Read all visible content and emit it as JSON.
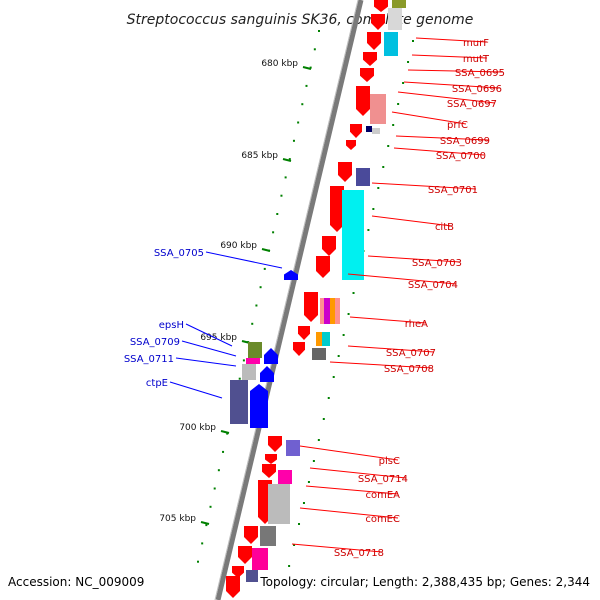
{
  "title": "Streptococcus sanguinis SK36, complete genome",
  "accession_text": "Accession: NC_009009",
  "summary_text": "Topology: circular; Length: 2,388,435 bp; Genes: 2,344",
  "colors": {
    "forward_gene": "#ff0000",
    "reverse_gene": "#0000ff",
    "forward_label": "#cc0000",
    "reverse_label": "#0000cc",
    "backbone": "#888888",
    "tick": "#008000"
  },
  "ticks": [
    {
      "label": "680 kbp",
      "position_kbp": 680
    },
    {
      "label": "685 kbp",
      "position_kbp": 685
    },
    {
      "label": "690 kbp",
      "position_kbp": 690
    },
    {
      "label": "695 kbp",
      "position_kbp": 695
    },
    {
      "label": "700 kbp",
      "position_kbp": 700
    },
    {
      "label": "705 kbp",
      "position_kbp": 705
    }
  ],
  "genes_forward": [
    {
      "label": "murF"
    },
    {
      "label": "mutT"
    },
    {
      "label": "SSA_0695"
    },
    {
      "label": "SSA_0696"
    },
    {
      "label": "SSA_0697"
    },
    {
      "label": "prfC"
    },
    {
      "label": "SSA_0699"
    },
    {
      "label": "SSA_0700"
    },
    {
      "label": "SSA_0701"
    },
    {
      "label": "citB"
    },
    {
      "label": "SSA_0703"
    },
    {
      "label": "SSA_0704"
    },
    {
      "label": "rheA"
    },
    {
      "label": "SSA_0707"
    },
    {
      "label": "SSA_0708"
    },
    {
      "label": "plsC"
    },
    {
      "label": "SSA_0714"
    },
    {
      "label": "comEA"
    },
    {
      "label": "comEC"
    },
    {
      "label": "SSA_0718"
    }
  ],
  "genes_reverse": [
    {
      "label": "SSA_0705"
    },
    {
      "label": "epsH"
    },
    {
      "label": "SSA_0709"
    },
    {
      "label": "SSA_0711"
    },
    {
      "label": "ctpE"
    }
  ]
}
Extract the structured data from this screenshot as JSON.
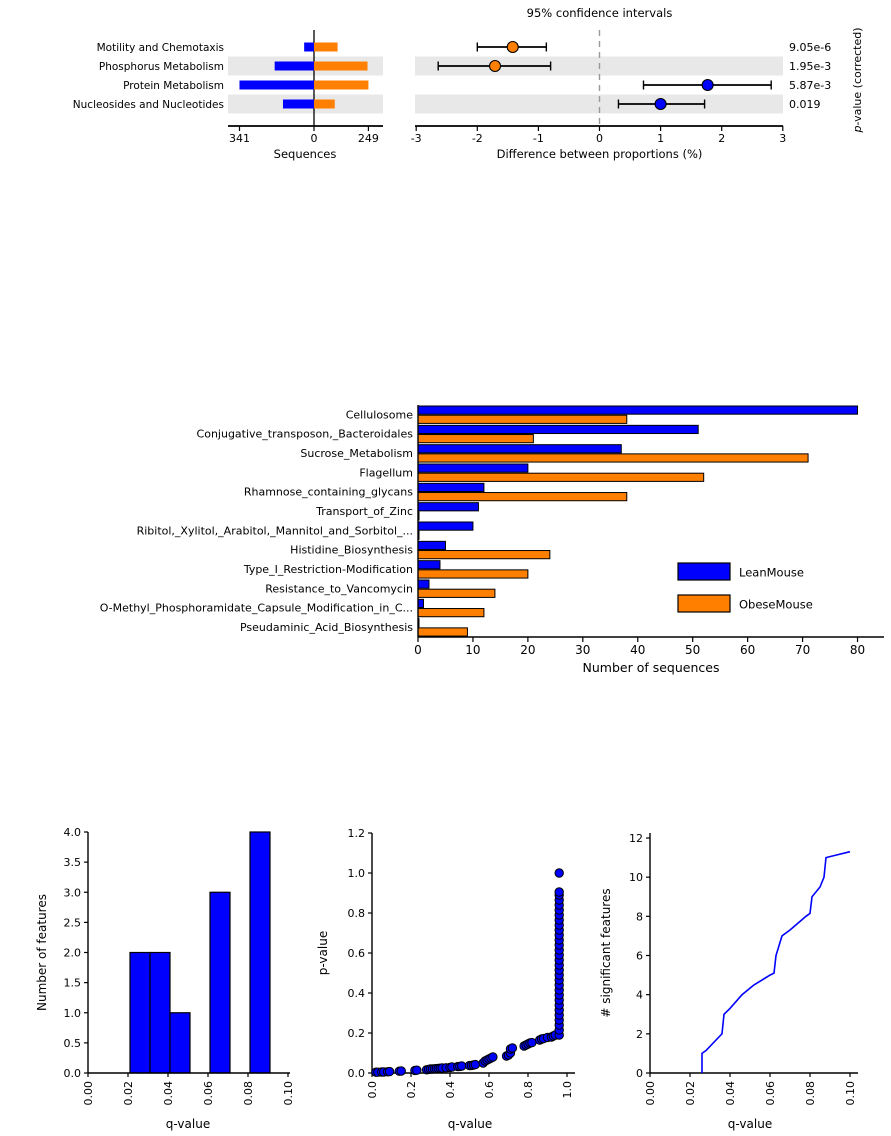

═══

TASK DETAILS ::
Set the records down again exactly, with no pictures.

RESPONSE AREA ::
Read all visible content and emit it as JSON.
{
  "title": "Streptococcus sanguinis SK36, complete genome",
  "accession_text": "Accession: NC_009009",
  "summary_text": "Topology: circular; Length: 2,388,435 bp; Genes: 2,344",
  "colors": {
    "forward_gene": "#ff0000",
    "reverse_gene": "#0000ff",
    "forward_label": "#cc0000",
    "reverse_label": "#0000cc",
    "backbone": "#888888",
    "tick": "#008000"
  },
  "ticks": [
    {
      "label": "680 kbp",
      "position_kbp": 680
    },
    {
      "label": "685 kbp",
      "position_kbp": 685
    },
    {
      "label": "690 kbp",
      "position_kbp": 690
    },
    {
      "label": "695 kbp",
      "position_kbp": 695
    },
    {
      "label": "700 kbp",
      "position_kbp": 700
    },
    {
      "label": "705 kbp",
      "position_kbp": 705
    }
  ],
  "genes_forward": [
    {
      "label": "murF"
    },
    {
      "label": "mutT"
    },
    {
      "label": "SSA_0695"
    },
    {
      "label": "SSA_0696"
    },
    {
      "label": "SSA_0697"
    },
    {
      "label": "prfC"
    },
    {
      "label": "SSA_0699"
    },
    {
      "label": "SSA_0700"
    },
    {
      "label": "SSA_0701"
    },
    {
      "label": "citB"
    },
    {
      "label": "SSA_0703"
    },
    {
      "label": "SSA_0704"
    },
    {
      "label": "rheA"
    },
    {
      "label": "SSA_0707"
    },
    {
      "label": "SSA_0708"
    },
    {
      "label": "plsC"
    },
    {
      "label": "SSA_0714"
    },
    {
      "label": "comEA"
    },
    {
      "label": "comEC"
    },
    {
      "label": "SSA_0718"
    }
  ],
  "genes_reverse": [
    {
      "label": "SSA_0705"
    },
    {
      "label": "epsH"
    },
    {
      "label": "SSA_0709"
    },
    {
      "label": "SSA_0711"
    },
    {
      "label": "ctpE"
    }
  ]
}
Extract the structured data from this screenshot as JSON.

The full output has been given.